# JOB
Restate the entries below word for word, omitting nothing.

# DATA EXCERPTS
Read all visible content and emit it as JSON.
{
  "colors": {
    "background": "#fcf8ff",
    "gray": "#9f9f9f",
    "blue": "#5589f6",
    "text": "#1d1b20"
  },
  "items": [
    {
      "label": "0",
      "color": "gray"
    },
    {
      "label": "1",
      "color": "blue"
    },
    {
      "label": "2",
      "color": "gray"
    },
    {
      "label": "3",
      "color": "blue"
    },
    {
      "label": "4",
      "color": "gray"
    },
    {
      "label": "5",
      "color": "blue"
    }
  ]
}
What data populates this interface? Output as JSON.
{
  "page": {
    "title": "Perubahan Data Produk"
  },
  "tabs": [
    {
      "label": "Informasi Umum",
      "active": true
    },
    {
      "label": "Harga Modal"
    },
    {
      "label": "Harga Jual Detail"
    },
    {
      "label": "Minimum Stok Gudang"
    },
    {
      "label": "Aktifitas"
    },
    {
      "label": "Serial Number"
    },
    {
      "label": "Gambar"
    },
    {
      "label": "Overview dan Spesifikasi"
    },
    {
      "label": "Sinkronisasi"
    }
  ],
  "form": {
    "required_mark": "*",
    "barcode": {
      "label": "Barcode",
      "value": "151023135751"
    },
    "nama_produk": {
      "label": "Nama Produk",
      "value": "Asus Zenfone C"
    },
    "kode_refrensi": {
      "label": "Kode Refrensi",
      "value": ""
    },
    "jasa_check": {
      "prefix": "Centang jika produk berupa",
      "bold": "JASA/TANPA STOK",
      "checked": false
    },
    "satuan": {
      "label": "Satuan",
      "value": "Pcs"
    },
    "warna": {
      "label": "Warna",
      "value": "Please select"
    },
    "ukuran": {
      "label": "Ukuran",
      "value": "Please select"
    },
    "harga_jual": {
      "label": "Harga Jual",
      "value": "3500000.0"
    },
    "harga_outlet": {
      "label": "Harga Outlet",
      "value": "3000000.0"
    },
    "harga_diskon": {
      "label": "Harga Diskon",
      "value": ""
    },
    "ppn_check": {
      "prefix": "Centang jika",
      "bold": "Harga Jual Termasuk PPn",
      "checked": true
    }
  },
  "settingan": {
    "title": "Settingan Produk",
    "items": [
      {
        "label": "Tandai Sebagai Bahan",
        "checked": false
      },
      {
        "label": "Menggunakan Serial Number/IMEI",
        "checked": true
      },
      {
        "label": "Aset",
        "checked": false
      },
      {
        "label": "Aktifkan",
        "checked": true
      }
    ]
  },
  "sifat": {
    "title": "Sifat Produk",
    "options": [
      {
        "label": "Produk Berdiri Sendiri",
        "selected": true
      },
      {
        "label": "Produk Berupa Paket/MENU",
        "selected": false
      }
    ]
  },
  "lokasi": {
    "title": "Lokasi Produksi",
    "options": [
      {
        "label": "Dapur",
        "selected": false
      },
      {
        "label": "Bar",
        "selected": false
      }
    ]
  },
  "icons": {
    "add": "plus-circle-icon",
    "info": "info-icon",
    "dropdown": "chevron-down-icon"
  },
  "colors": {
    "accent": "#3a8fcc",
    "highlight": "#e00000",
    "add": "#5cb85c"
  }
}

# SOLUTION
Read all visible content and emit it as JSON.
{
  "colors": {
    "background": "#fcf8ff",
    "gray": "#9f9f9f",
    "blue": "#5589f6",
    "text": "#1d1b20"
  },
  "items": [
    {
      "label": "0",
      "color": "gray"
    },
    {
      "label": "1",
      "color": "blue"
    },
    {
      "label": "2",
      "color": "gray"
    },
    {
      "label": "3",
      "color": "blue"
    },
    {
      "label": "4",
      "color": "gray"
    },
    {
      "label": "5",
      "color": "blue"
    }
  ]
}
What data populates this interface? Output as JSON.
{
  "page": {
    "title": "Perubahan Data Produk"
  },
  "tabs": [
    {
      "label": "Informasi Umum",
      "active": true
    },
    {
      "label": "Harga Modal"
    },
    {
      "label": "Harga Jual Detail"
    },
    {
      "label": "Minimum Stok Gudang"
    },
    {
      "label": "Aktifitas"
    },
    {
      "label": "Serial Number"
    },
    {
      "label": "Gambar"
    },
    {
      "label": "Overview dan Spesifikasi"
    },
    {
      "label": "Sinkronisasi"
    }
  ],
  "form": {
    "required_mark": "*",
    "barcode": {
      "label": "Barcode",
      "value": "151023135751"
    },
    "nama_produk": {
      "label": "Nama Produk",
      "value": "Asus Zenfone C"
    },
    "kode_refrensi": {
      "label": "Kode Refrensi",
      "value": ""
    },
    "jasa_check": {
      "prefix": "Centang jika produk berupa",
      "bold": "JASA/TANPA STOK",
      "checked": false
    },
    "satuan": {
      "label": "Satuan",
      "value": "Pcs"
    },
    "warna": {
      "label": "Warna",
      "value": "Please select"
    },
    "ukuran": {
      "label": "Ukuran",
      "value": "Please select"
    },
    "harga_jual": {
      "label": "Harga Jual",
      "value": "3500000.0"
    },
    "harga_outlet": {
      "label": "Harga Outlet",
      "value": "3000000.0"
    },
    "harga_diskon": {
      "label": "Harga Diskon",
      "value": ""
    },
    "ppn_check": {
      "prefix": "Centang jika",
      "bold": "Harga Jual Termasuk PPn",
      "checked": true
    }
  },
  "settingan": {
    "title": "Settingan Produk",
    "items": [
      {
        "label": "Tandai Sebagai Bahan",
        "checked": false
      },
      {
        "label": "Menggunakan Serial Number/IMEI",
        "checked": true
      },
      {
        "label": "Aset",
        "checked": false
      },
      {
        "label": "Aktifkan",
        "checked": true
      }
    ]
  },
  "sifat": {
    "title": "Sifat Produk",
    "options": [
      {
        "label": "Produk Berdiri Sendiri",
        "selected": true
      },
      {
        "label": "Produk Berupa Paket/MENU",
        "selected": false
      }
    ]
  },
  "lokasi": {
    "title": "Lokasi Produksi",
    "options": [
      {
        "label": "Dapur",
        "selected": false
      },
      {
        "label": "Bar",
        "selected": false
      }
    ]
  },
  "icons": {
    "add": "plus-circle-icon",
    "info": "info-icon",
    "dropdown": "chevron-down-icon"
  },
  "colors": {
    "accent": "#3a8fcc",
    "highlight": "#e00000",
    "add": "#5cb85c"
  }
}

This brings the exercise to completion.